• _STATED EXERCISE_
Collect all lines below with the string "déchèterie".

.....

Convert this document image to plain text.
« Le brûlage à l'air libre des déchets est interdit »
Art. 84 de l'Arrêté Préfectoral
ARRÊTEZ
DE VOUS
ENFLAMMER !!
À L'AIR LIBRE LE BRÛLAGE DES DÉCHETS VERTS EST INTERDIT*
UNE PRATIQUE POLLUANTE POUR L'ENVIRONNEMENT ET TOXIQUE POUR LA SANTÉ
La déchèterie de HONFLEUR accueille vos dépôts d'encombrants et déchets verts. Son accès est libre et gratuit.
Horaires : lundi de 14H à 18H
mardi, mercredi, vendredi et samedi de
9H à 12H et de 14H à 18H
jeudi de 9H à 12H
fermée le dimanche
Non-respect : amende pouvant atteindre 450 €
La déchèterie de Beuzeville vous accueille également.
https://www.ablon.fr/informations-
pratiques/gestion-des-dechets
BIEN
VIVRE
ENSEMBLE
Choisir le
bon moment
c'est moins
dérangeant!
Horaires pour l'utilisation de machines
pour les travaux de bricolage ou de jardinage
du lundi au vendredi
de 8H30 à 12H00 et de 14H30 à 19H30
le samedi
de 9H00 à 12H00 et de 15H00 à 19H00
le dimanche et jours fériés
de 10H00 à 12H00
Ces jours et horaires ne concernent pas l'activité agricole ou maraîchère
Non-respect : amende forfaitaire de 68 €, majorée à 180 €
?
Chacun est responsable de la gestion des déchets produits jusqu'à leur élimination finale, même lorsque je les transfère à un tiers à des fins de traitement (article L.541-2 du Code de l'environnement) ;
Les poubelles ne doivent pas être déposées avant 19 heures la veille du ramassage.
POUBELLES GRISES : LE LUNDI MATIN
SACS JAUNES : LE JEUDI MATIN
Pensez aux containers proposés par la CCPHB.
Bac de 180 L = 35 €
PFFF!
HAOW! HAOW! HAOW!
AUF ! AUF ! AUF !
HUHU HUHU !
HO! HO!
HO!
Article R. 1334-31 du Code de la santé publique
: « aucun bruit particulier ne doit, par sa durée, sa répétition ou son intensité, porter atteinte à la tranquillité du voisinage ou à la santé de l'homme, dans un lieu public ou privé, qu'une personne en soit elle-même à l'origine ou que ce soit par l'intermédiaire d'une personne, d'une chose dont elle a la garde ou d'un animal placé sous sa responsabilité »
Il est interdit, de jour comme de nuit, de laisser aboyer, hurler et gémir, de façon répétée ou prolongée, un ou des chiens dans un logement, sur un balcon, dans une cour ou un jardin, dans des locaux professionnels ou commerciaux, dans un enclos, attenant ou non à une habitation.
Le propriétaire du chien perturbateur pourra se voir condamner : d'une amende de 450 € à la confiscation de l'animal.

.....

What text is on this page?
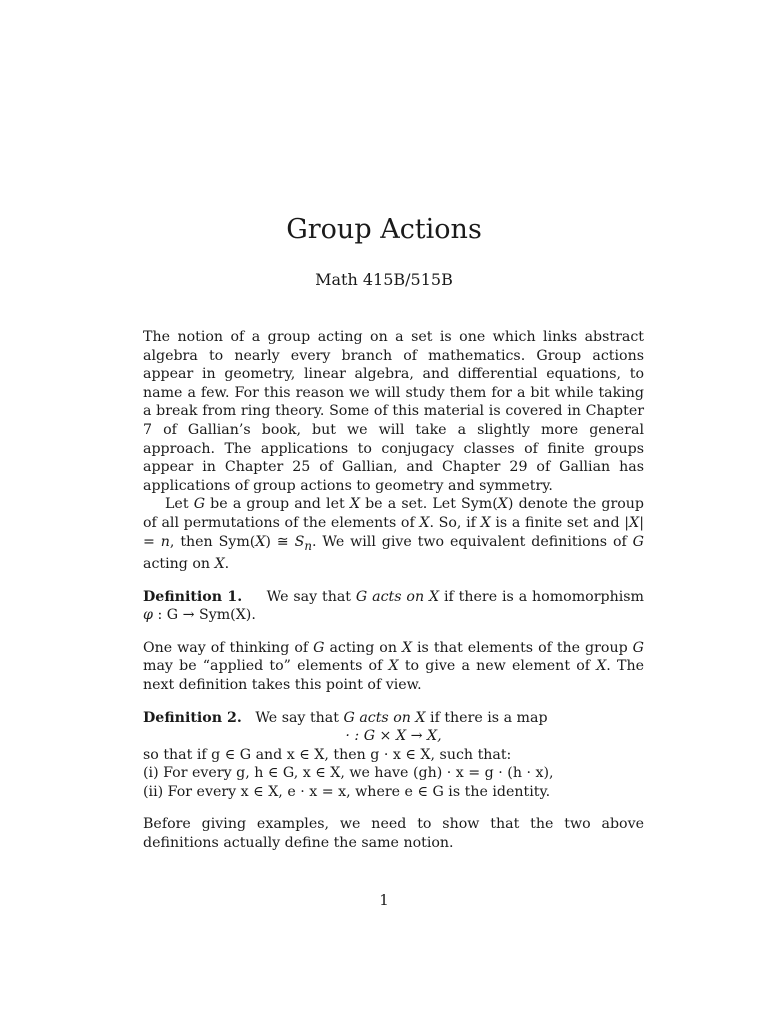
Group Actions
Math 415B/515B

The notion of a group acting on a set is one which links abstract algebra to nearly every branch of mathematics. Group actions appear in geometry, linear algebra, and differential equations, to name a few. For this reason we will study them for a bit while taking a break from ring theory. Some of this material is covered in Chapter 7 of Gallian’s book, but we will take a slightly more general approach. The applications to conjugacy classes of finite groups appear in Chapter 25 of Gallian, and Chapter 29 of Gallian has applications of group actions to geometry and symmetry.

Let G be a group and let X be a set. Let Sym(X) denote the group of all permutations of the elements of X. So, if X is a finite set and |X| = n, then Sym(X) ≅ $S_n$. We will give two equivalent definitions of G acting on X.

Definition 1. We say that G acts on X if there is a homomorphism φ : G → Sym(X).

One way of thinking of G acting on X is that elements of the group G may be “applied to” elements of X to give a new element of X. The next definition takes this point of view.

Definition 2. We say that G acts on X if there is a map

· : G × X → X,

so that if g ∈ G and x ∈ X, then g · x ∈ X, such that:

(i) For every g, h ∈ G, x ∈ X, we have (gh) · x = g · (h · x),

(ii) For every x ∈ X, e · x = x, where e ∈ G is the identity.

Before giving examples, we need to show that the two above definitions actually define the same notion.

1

.....

• _RESULT_
La déchèterie de HONFLEUR accueille vos dépôts d'encombrants et déchets verts. Son accès est libre et gratuit.
La déchèterie de Beuzeville vous accueille également.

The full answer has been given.